Could you copy every line from the material below in which "Page" appears?

─── Information given ───

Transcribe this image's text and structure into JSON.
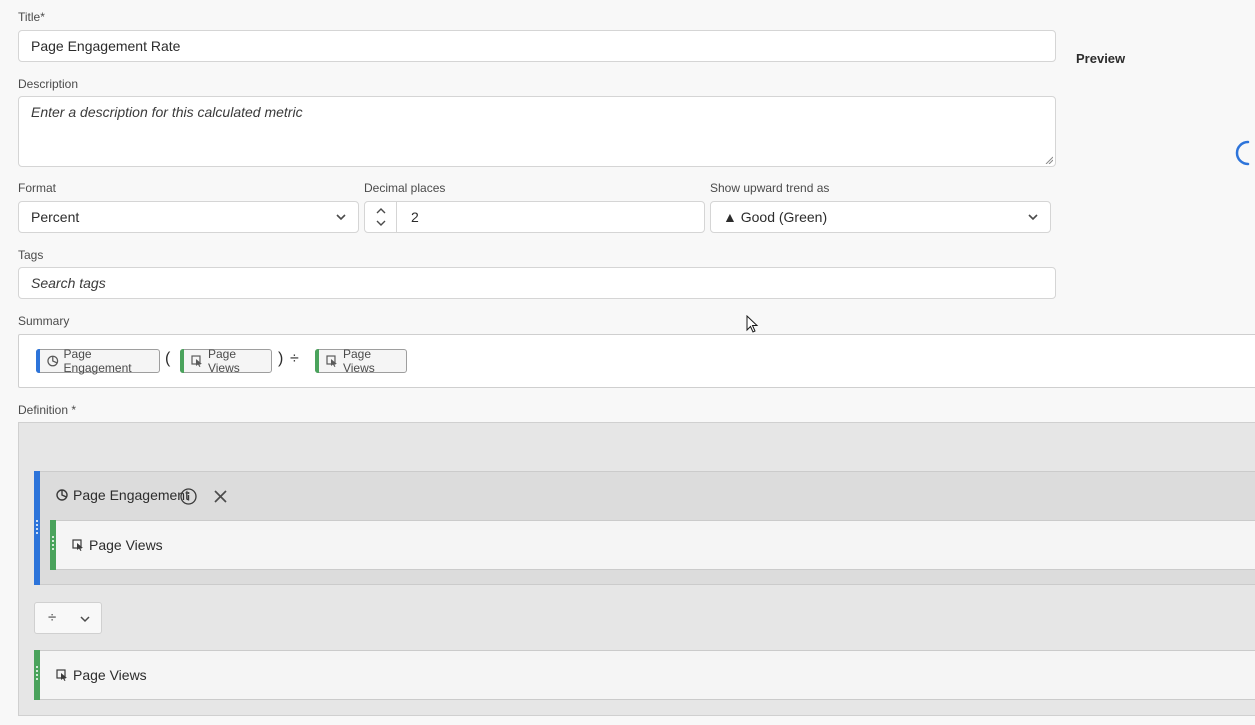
{
  "form": {
    "title_label": "Title*",
    "title_value": "Page Engagement Rate",
    "description_label": "Description",
    "description_placeholder": "Enter a description for this calculated metric",
    "format_label": "Format",
    "format_value": "Percent",
    "decimal_label": "Decimal places",
    "decimal_value": "2",
    "trend_label": "Show upward trend as",
    "trend_value": "▲ Good (Green)",
    "tags_label": "Tags",
    "tags_placeholder": "Search tags",
    "summary_label": "Summary",
    "definition_label": "Definition *"
  },
  "preview": {
    "title": "Preview"
  },
  "summary": {
    "pills": [
      {
        "label": "Page Engagement",
        "icon": "segment-icon",
        "color": "#2d74da"
      },
      {
        "label": "Page Views",
        "icon": "metric-icon",
        "color": "#4aa35c"
      },
      {
        "label": "Page Views",
        "icon": "metric-icon",
        "color": "#4aa35c"
      }
    ],
    "open_paren": "(",
    "close_paren": ")",
    "divide": "÷"
  },
  "definition": {
    "container_title": "Page Engagement",
    "inner_metric": "Page Views",
    "operator": "÷",
    "second_metric": "Page Views"
  },
  "colors": {
    "segment_accent": "#2d74da",
    "metric_accent": "#4aa35c",
    "spinner": "#2d74da"
  }
}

───

* Result for this task
    "title_value": "Page Engagement Rate",
        "label": "Page Engagement",
        "label": "Page Views",
        "label": "Page Views",
    "container_title": "Page Engagement",
    "inner_metric": "Page Views",
    "second_metric": "Page Views"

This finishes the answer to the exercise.